GIVEN EXERCISE – Show each line of the data below that has the string "current" in it.

MATERIAL FOR THE TASK –
'''

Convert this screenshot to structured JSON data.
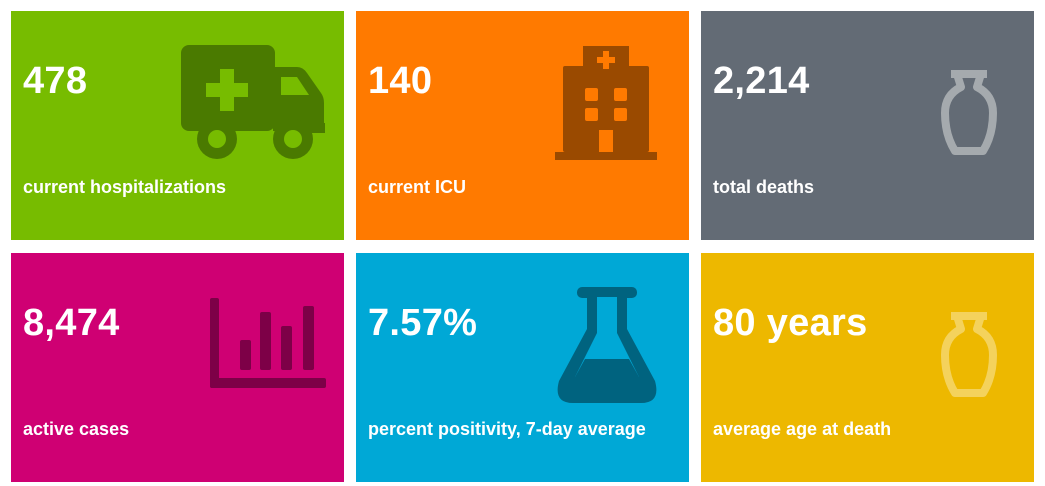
{
  "tiles": [
    {
      "value": "478",
      "label": "current hospitalizations",
      "color": "#77bc00",
      "icon": "ambulance-icon",
      "icon_color": "#4a7a00"
    },
    {
      "value": "140",
      "label": "current ICU",
      "color": "#ff7a00",
      "icon": "hospital-icon",
      "icon_color": "#9a4a00"
    },
    {
      "value": "2,214",
      "label": "total deaths",
      "color": "#636b75",
      "icon": "urn-icon",
      "icon_color": "#a5aaae"
    },
    {
      "value": "8,474",
      "label": "active cases",
      "color": "#cf0073",
      "icon": "bar-chart-icon",
      "icon_color": "#7d0047"
    },
    {
      "value": "7.57%",
      "label": "percent positivity, 7-day average",
      "color": "#00a8d6",
      "icon": "flask-icon",
      "icon_color": "#00637f"
    },
    {
      "value": "80 years",
      "label": "average age at death",
      "color": "#edb800",
      "icon": "urn-icon",
      "icon_color": "#f4d25c"
    }
  ]
}
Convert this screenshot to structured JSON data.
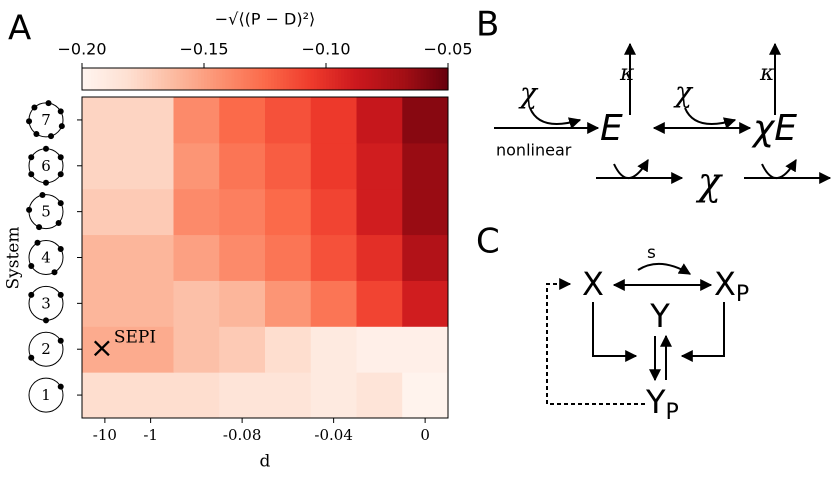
{
  "chart_data": {
    "type": "heatmap",
    "panel_label": "A",
    "colorbar_title": "−√⟨(P − D)²⟩",
    "xlabel": "d",
    "ylabel": "System",
    "x_categories": [
      "-10",
      "-1",
      null,
      "-0.08",
      null,
      "-0.04",
      null,
      "0"
    ],
    "y_categories": [
      "1",
      "2",
      "3",
      "4",
      "5",
      "6",
      "7"
    ],
    "values": [
      [
        -0.18,
        -0.18,
        -0.18,
        -0.185,
        -0.185,
        -0.19,
        -0.185,
        -0.198
      ],
      [
        -0.155,
        -0.155,
        -0.165,
        -0.17,
        -0.18,
        -0.19,
        -0.195,
        -0.195
      ],
      [
        -0.16,
        -0.16,
        -0.165,
        -0.16,
        -0.145,
        -0.13,
        -0.11,
        -0.09
      ],
      [
        -0.16,
        -0.16,
        -0.15,
        -0.14,
        -0.13,
        -0.115,
        -0.1,
        -0.075
      ],
      [
        -0.17,
        -0.17,
        -0.14,
        -0.135,
        -0.125,
        -0.11,
        -0.09,
        -0.065
      ],
      [
        -0.175,
        -0.175,
        -0.145,
        -0.13,
        -0.12,
        -0.105,
        -0.09,
        -0.065
      ],
      [
        -0.175,
        -0.175,
        -0.14,
        -0.125,
        -0.115,
        -0.105,
        -0.085,
        -0.06
      ]
    ],
    "clim": [
      -0.2,
      -0.05
    ],
    "cticks": [
      {
        "value": -0.2,
        "label": "−0.20"
      },
      {
        "value": -0.15,
        "label": "−0.15"
      },
      {
        "value": -0.1,
        "label": "−0.10"
      },
      {
        "value": -0.05,
        "label": "−0.05"
      }
    ],
    "colormap": "Reds",
    "annotation": {
      "text": "SEPI",
      "marker": "×"
    }
  },
  "diagram_b": {
    "panel_label": "B",
    "kappa_left": "κ",
    "kappa_right": "κ",
    "chi_left": "χ",
    "chi_mid": "χ",
    "E": "E",
    "chiE": "χE",
    "nonlinear": "nonlinear",
    "chi_bottom": "χ"
  },
  "diagram_c": {
    "panel_label": "C",
    "s": "s",
    "X": "X",
    "XP": {
      "main": "X",
      "sub": "P"
    },
    "Y": "Y",
    "YP": {
      "main": "Y",
      "sub": "P"
    }
  }
}
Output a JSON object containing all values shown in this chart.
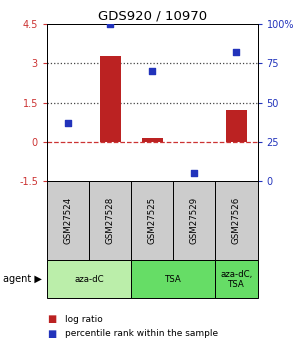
{
  "title": "GDS920 / 10970",
  "samples": [
    "GSM27524",
    "GSM27528",
    "GSM27525",
    "GSM27529",
    "GSM27526"
  ],
  "log_ratio": [
    0.0,
    3.3,
    0.15,
    0.0,
    1.2
  ],
  "percentile": [
    37,
    100,
    70,
    5,
    82
  ],
  "bar_color": "#bb2222",
  "dot_color": "#2233bb",
  "ylim_left": [
    -1.5,
    4.5
  ],
  "ylim_right": [
    0,
    100
  ],
  "yticks_left": [
    -1.5,
    0,
    1.5,
    3,
    4.5
  ],
  "yticks_right": [
    0,
    25,
    50,
    75,
    100
  ],
  "ytick_labels_left": [
    "-1.5",
    "0",
    "1.5",
    "3",
    "4.5"
  ],
  "ytick_labels_right": [
    "0",
    "25",
    "50",
    "75",
    "100%"
  ],
  "hlines": [
    0,
    1.5,
    3
  ],
  "hline_styles": [
    "dashed",
    "dotted",
    "dotted"
  ],
  "hline_colors": [
    "#cc3333",
    "#444444",
    "#444444"
  ],
  "agent_groups": [
    {
      "label": "aza-dC",
      "start": 0,
      "end": 2,
      "color": "#bbeeaa"
    },
    {
      "label": "TSA",
      "start": 2,
      "end": 4,
      "color": "#66dd66"
    },
    {
      "label": "aza-dC,\nTSA",
      "start": 4,
      "end": 5,
      "color": "#66dd66"
    }
  ],
  "sample_bg_color": "#cccccc",
  "legend_items": [
    {
      "color": "#bb2222",
      "label": "log ratio"
    },
    {
      "color": "#2233bb",
      "label": "percentile rank within the sample"
    }
  ],
  "bar_width": 0.5
}
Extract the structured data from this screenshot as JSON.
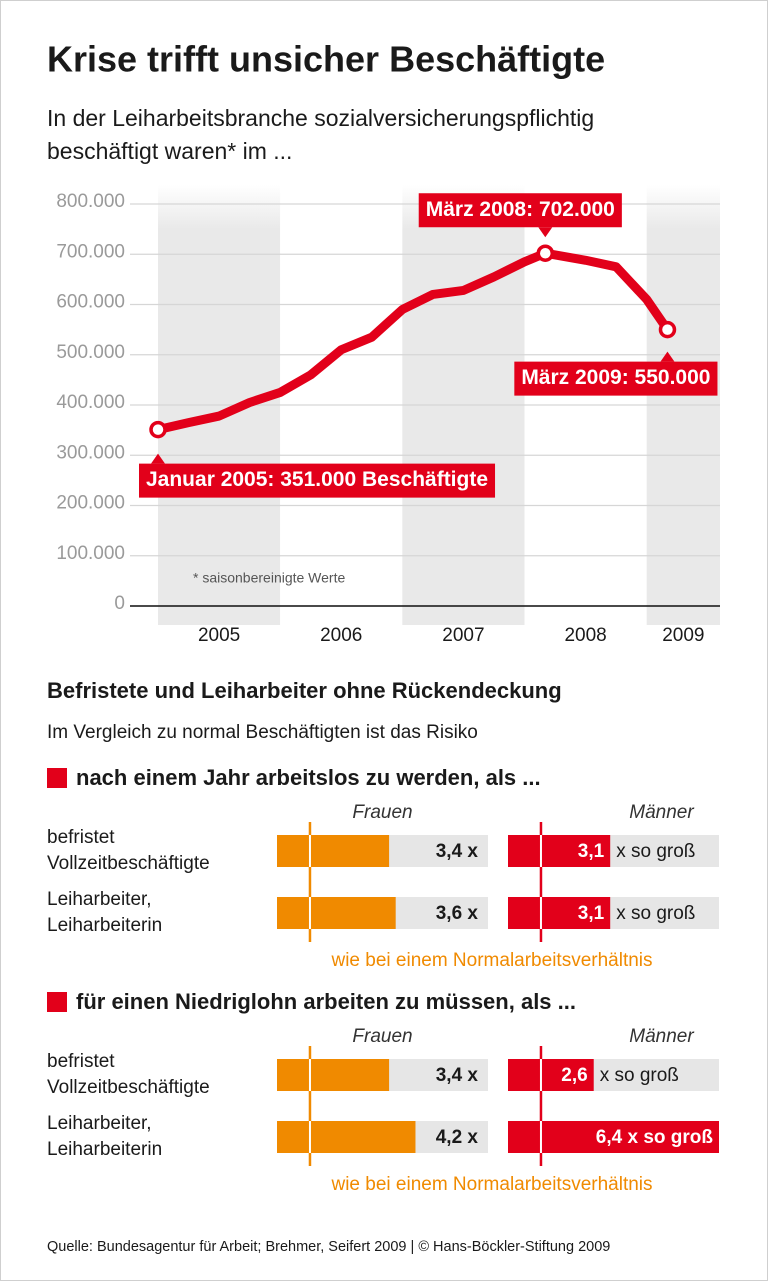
{
  "header": {
    "title": "Krise trifft unsicher Beschäftigte",
    "subtitle": [
      "In der Leiharbeitsbranche sozialversicherungspflichtig",
      "beschäftigt waren* im ..."
    ]
  },
  "chart_data": [
    {
      "type": "line",
      "x": [
        2005,
        2005.25,
        2005.5,
        2005.75,
        2006,
        2006.25,
        2006.5,
        2006.75,
        2007,
        2007.25,
        2007.5,
        2007.75,
        2008,
        2008.17,
        2008.5,
        2008.75,
        2009,
        2009.17
      ],
      "values": [
        351000,
        365000,
        378000,
        405000,
        425000,
        460000,
        510000,
        535000,
        590000,
        620000,
        628000,
        655000,
        685000,
        702000,
        688000,
        675000,
        610000,
        550000
      ],
      "value_labels": [
        "Januar 2005: 351.000 Beschäftigte",
        null,
        null,
        null,
        null,
        null,
        null,
        null,
        null,
        null,
        null,
        null,
        null,
        "März 2008: 702.000",
        null,
        null,
        null,
        "März 2009: 550.000"
      ],
      "color": "#e2001a",
      "xlim": [
        2005,
        2009.6
      ],
      "xticks": [
        2005,
        2006,
        2007,
        2008,
        2009
      ],
      "ylim": [
        0,
        800000
      ],
      "yticks": [
        0,
        {
          "value": 100000,
          "label": "100.000"
        },
        {
          "value": 200000,
          "label": "200.000"
        },
        {
          "value": 300000,
          "label": "300.000"
        },
        {
          "value": 400000,
          "label": "400.000"
        },
        {
          "value": 500000,
          "label": "500.000"
        },
        {
          "value": 600000,
          "label": "600.000"
        },
        {
          "value": 700000,
          "label": "700.000"
        },
        {
          "value": 800000,
          "label": "800.000"
        }
      ],
      "grid": true,
      "note": "* saisonbereinigte Werte"
    },
    {
      "type": "bar",
      "orientation": "horizontal",
      "title": "nach einem Jahr arbeitslos zu werden, als ...",
      "categories": [
        [
          "befristet",
          "Vollzeitbeschäftigte"
        ],
        [
          "Leiharbeiter,",
          "Leiharbeiterin"
        ]
      ],
      "series": [
        {
          "name": "Frauen",
          "color": "#f08a00",
          "values": [
            3.4,
            3.6
          ],
          "value_labels": [
            "3,4 x",
            "3,6 x"
          ]
        },
        {
          "name": "Männer",
          "color": "#e2001a",
          "values": [
            3.1,
            3.1
          ],
          "value_labels": [
            "3,1",
            "3,1"
          ],
          "suffix_labels": [
            "x so groß",
            "x so groß"
          ]
        }
      ],
      "xlim": [
        0,
        6.4
      ],
      "reference_line": {
        "value": 1,
        "label": "wie bei einem Normalarbeitsverhältnis"
      }
    },
    {
      "type": "bar",
      "orientation": "horizontal",
      "title": "für einen Niedriglohn arbeiten zu müssen, als ...",
      "categories": [
        [
          "befristet",
          "Vollzeitbeschäftigte"
        ],
        [
          "Leiharbeiter,",
          "Leiharbeiterin"
        ]
      ],
      "series": [
        {
          "name": "Frauen",
          "color": "#f08a00",
          "values": [
            3.4,
            4.2
          ],
          "value_labels": [
            "3,4 x",
            "4,2 x"
          ]
        },
        {
          "name": "Männer",
          "color": "#e2001a",
          "values": [
            2.6,
            6.4
          ],
          "value_labels": [
            "2,6",
            "6,4 x so groß"
          ],
          "suffix_labels": [
            "x so groß",
            null
          ]
        }
      ],
      "xlim": [
        0,
        6.4
      ],
      "reference_line": {
        "value": 1,
        "label": "wie bei einem Normalarbeitsverhältnis"
      }
    }
  ],
  "section": {
    "title": "Befristete und Leiharbeiter ohne Rückendeckung",
    "subtitle": "Im Vergleich zu normal Beschäftigten ist das Risiko"
  },
  "source": "Quelle: Bundesagentur für Arbeit; Brehmer, Seifert 2009 | © Hans-Böckler-Stiftung 2009"
}
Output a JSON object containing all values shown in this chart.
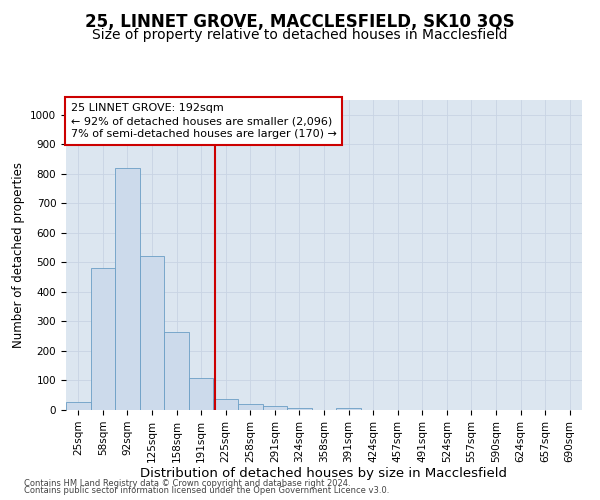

'''

OUTPUT OF THE TASK –
      "label": "current hospitalizations",
      "label": "current ICU",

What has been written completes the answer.